Provided entries

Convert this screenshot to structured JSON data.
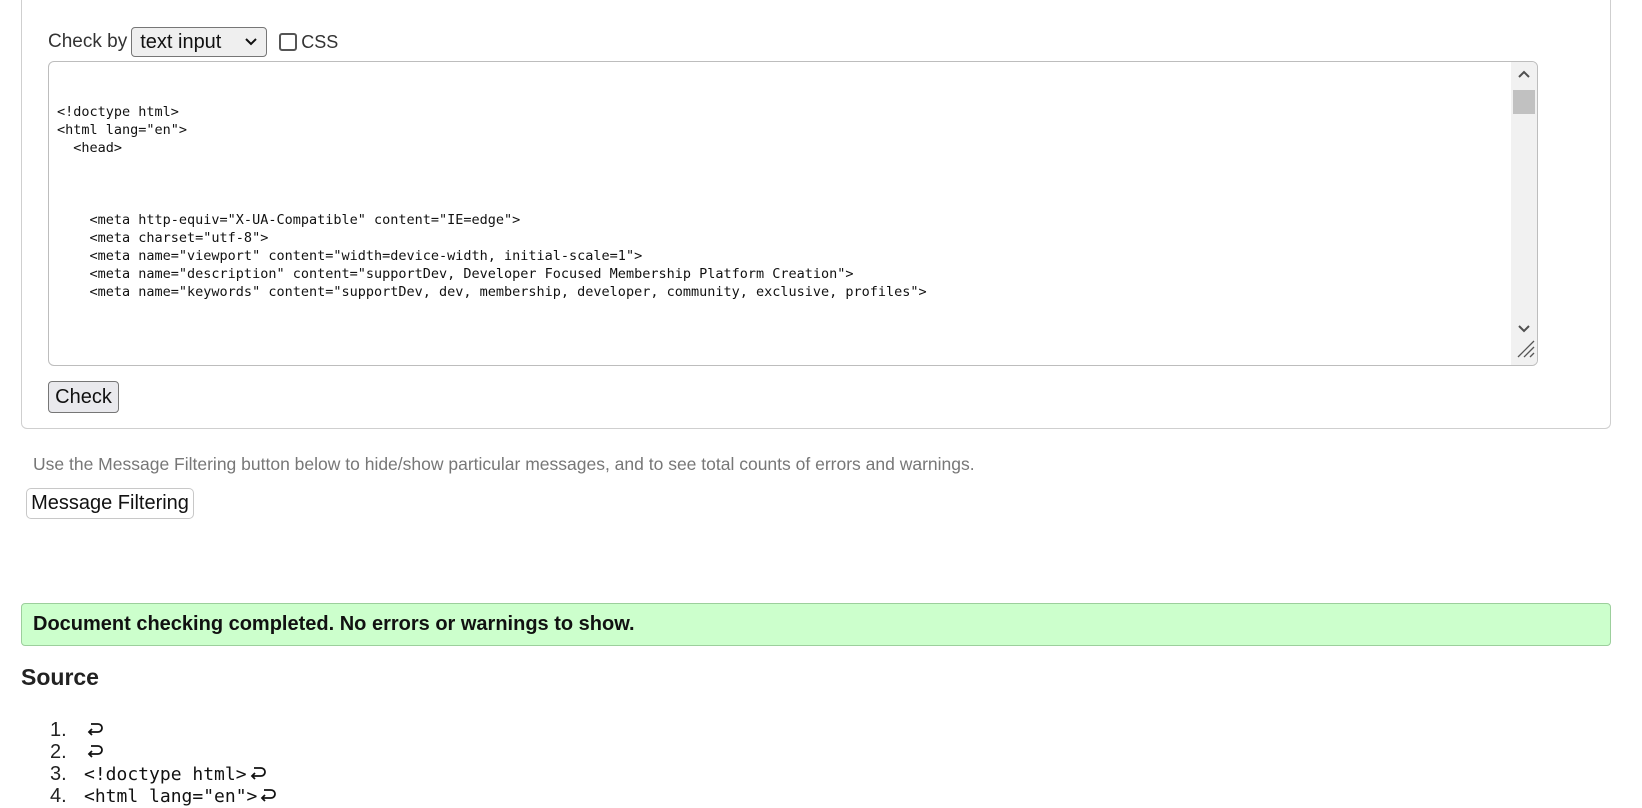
{
  "form": {
    "check_by_label": "Check by",
    "check_by_value": "text input",
    "css_label": "CSS",
    "css_checked": false,
    "textarea_content": "<!doctype html>\n<html lang=\"en\">\n  <head>\n\n\n\n    <meta http-equiv=\"X-UA-Compatible\" content=\"IE=edge\">\n    <meta charset=\"utf-8\">\n    <meta name=\"viewport\" content=\"width=device-width, initial-scale=1\">\n    <meta name=\"description\" content=\"supportDev, Developer Focused Membership Platform Creation\">\n    <meta name=\"keywords\" content=\"supportDev, dev, membership, developer, community, exclusive, profiles\">",
    "check_button": "Check"
  },
  "filtering": {
    "hint": "Use the Message Filtering button below to hide/show particular messages, and to see total counts of errors and warnings.",
    "button": "Message Filtering"
  },
  "result": {
    "message": "Document checking completed. No errors or warnings to show."
  },
  "source": {
    "heading": "Source",
    "lines": [
      {
        "num": "1.",
        "text": ""
      },
      {
        "num": "2.",
        "text": ""
      },
      {
        "num": "3.",
        "text": "<!doctype html>"
      },
      {
        "num": "4.",
        "text": "<html lang=\"en\">"
      }
    ]
  },
  "icons": {
    "select_arrow": "chevron-down-icon",
    "line_break": "return-arrow-icon"
  },
  "colors": {
    "success_bg": "#ccffcc",
    "success_border": "#9ccf9c",
    "hint_text": "#777777"
  }
}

Written problem
Reproduce all of the material exactly, apart from the pictures.

Reply to the task
Convert this screenshot to structured JSON data.
{
  "form": {
    "check_by_label": "Check by",
    "check_by_value": "text input",
    "css_label": "CSS",
    "css_checked": false,
    "textarea_content": "<!doctype html>\n<html lang=\"en\">\n  <head>\n\n\n\n    <meta http-equiv=\"X-UA-Compatible\" content=\"IE=edge\">\n    <meta charset=\"utf-8\">\n    <meta name=\"viewport\" content=\"width=device-width, initial-scale=1\">\n    <meta name=\"description\" content=\"supportDev, Developer Focused Membership Platform Creation\">\n    <meta name=\"keywords\" content=\"supportDev, dev, membership, developer, community, exclusive, profiles\">",
    "check_button": "Check"
  },
  "filtering": {
    "hint": "Use the Message Filtering button below to hide/show particular messages, and to see total counts of errors and warnings.",
    "button": "Message Filtering"
  },
  "result": {
    "message": "Document checking completed. No errors or warnings to show."
  },
  "source": {
    "heading": "Source",
    "lines": [
      {
        "num": "1.",
        "text": ""
      },
      {
        "num": "2.",
        "text": ""
      },
      {
        "num": "3.",
        "text": "<!doctype html>"
      },
      {
        "num": "4.",
        "text": "<html lang=\"en\">"
      }
    ]
  },
  "icons": {
    "select_arrow": "chevron-down-icon",
    "line_break": "return-arrow-icon"
  },
  "colors": {
    "success_bg": "#ccffcc",
    "success_border": "#9ccf9c",
    "hint_text": "#777777"
  }
}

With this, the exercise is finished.